State how many lines of the entries hold the string "ogledala", and nothing more.

++++++++

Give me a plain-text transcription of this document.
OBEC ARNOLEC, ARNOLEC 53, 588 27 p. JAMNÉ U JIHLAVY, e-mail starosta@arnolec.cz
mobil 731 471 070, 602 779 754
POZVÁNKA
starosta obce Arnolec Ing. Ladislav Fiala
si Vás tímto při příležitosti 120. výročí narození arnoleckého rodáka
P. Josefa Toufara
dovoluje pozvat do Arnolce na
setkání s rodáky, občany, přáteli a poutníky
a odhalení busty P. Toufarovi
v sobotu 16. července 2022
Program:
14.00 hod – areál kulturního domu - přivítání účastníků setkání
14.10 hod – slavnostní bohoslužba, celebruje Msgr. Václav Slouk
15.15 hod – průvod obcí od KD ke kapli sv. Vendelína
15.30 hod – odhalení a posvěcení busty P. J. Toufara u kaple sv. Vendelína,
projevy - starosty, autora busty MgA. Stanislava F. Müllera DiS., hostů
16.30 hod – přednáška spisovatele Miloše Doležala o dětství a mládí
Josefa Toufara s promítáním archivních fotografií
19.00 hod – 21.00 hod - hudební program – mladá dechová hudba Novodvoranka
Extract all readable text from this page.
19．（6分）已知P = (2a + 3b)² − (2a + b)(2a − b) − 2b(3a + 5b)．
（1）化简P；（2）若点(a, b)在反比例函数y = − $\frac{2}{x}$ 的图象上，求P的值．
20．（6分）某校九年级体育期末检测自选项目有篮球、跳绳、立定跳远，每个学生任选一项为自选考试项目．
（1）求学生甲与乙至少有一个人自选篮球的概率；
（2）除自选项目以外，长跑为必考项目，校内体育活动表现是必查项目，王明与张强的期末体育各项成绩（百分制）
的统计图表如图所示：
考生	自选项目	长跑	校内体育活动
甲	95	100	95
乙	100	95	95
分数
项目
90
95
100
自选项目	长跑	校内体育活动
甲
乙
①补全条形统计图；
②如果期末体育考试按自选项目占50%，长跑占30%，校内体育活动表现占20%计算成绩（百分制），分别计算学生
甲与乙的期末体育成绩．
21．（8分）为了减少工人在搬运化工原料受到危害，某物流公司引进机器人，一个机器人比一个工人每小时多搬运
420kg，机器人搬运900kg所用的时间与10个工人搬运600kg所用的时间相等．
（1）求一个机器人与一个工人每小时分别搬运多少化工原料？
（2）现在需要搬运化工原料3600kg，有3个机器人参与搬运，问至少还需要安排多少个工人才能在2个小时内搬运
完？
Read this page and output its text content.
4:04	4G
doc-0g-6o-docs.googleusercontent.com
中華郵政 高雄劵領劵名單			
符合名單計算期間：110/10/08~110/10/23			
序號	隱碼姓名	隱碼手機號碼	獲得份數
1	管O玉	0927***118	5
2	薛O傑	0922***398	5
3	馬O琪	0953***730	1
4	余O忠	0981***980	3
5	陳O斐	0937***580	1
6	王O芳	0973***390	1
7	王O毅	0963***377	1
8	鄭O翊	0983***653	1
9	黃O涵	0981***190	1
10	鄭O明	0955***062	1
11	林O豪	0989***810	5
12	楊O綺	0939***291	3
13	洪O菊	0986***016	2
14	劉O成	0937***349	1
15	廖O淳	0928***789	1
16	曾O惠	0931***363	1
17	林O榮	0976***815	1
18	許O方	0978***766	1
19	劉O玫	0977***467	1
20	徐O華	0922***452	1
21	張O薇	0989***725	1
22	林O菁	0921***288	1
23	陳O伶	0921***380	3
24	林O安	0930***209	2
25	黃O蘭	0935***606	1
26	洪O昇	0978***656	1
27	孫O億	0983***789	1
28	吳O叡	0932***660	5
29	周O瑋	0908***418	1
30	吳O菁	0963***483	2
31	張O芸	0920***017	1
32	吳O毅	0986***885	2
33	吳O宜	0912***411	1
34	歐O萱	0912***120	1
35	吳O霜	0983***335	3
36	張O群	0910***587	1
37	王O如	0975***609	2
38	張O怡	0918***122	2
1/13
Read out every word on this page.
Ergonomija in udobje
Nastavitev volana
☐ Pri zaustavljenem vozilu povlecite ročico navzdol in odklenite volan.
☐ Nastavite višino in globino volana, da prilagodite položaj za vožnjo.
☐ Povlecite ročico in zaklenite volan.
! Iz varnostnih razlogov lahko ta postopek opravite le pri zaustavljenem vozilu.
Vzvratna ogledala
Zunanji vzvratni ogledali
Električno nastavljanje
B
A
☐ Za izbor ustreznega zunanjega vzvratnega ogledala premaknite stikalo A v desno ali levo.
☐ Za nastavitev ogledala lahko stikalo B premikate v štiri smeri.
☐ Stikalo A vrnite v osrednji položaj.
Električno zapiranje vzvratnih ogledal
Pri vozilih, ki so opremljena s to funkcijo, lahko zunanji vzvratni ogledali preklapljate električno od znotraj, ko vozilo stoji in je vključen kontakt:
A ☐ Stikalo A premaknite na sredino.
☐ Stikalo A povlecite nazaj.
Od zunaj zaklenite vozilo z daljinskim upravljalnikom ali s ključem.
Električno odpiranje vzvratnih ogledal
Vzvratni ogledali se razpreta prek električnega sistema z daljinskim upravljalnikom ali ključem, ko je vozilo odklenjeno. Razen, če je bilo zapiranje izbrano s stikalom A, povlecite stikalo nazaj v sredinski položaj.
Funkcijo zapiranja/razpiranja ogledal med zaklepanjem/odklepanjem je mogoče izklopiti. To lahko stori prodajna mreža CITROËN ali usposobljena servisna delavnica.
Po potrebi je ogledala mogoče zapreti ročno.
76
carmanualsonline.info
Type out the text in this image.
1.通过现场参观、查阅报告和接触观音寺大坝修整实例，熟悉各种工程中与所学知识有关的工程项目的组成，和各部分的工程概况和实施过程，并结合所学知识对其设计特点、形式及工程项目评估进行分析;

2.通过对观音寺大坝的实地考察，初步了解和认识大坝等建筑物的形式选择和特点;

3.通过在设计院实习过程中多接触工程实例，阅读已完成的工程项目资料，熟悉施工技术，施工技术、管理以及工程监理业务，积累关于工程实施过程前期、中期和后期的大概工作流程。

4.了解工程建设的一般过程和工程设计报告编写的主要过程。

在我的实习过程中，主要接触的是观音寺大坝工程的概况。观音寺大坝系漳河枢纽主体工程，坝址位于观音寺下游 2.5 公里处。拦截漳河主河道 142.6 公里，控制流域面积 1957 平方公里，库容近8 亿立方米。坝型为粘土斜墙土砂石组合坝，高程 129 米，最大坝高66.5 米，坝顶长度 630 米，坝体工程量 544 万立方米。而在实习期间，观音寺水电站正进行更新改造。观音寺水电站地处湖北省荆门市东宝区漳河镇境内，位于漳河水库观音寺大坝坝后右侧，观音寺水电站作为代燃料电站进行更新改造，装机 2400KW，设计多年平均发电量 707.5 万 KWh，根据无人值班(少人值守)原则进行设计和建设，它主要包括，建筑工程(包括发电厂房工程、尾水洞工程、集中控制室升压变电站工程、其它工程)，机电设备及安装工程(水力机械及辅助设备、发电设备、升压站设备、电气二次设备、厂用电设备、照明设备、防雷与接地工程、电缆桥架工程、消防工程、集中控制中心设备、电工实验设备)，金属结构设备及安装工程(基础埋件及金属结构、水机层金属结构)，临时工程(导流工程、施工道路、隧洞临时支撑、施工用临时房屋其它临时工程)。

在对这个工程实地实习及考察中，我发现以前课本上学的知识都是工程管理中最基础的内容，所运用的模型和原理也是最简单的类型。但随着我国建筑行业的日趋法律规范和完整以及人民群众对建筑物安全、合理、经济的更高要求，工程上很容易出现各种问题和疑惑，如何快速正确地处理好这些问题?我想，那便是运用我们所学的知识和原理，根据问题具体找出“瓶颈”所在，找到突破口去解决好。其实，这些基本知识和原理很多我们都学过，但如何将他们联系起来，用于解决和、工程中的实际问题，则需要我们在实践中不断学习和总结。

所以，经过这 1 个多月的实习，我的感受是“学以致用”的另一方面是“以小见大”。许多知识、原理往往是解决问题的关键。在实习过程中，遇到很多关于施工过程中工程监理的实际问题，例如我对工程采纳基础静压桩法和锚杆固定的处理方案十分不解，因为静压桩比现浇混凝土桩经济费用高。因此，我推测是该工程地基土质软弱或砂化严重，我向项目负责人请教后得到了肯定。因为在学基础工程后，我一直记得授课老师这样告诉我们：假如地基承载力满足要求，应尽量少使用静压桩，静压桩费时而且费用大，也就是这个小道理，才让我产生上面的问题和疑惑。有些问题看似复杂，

++++++++

◆ Task solution
4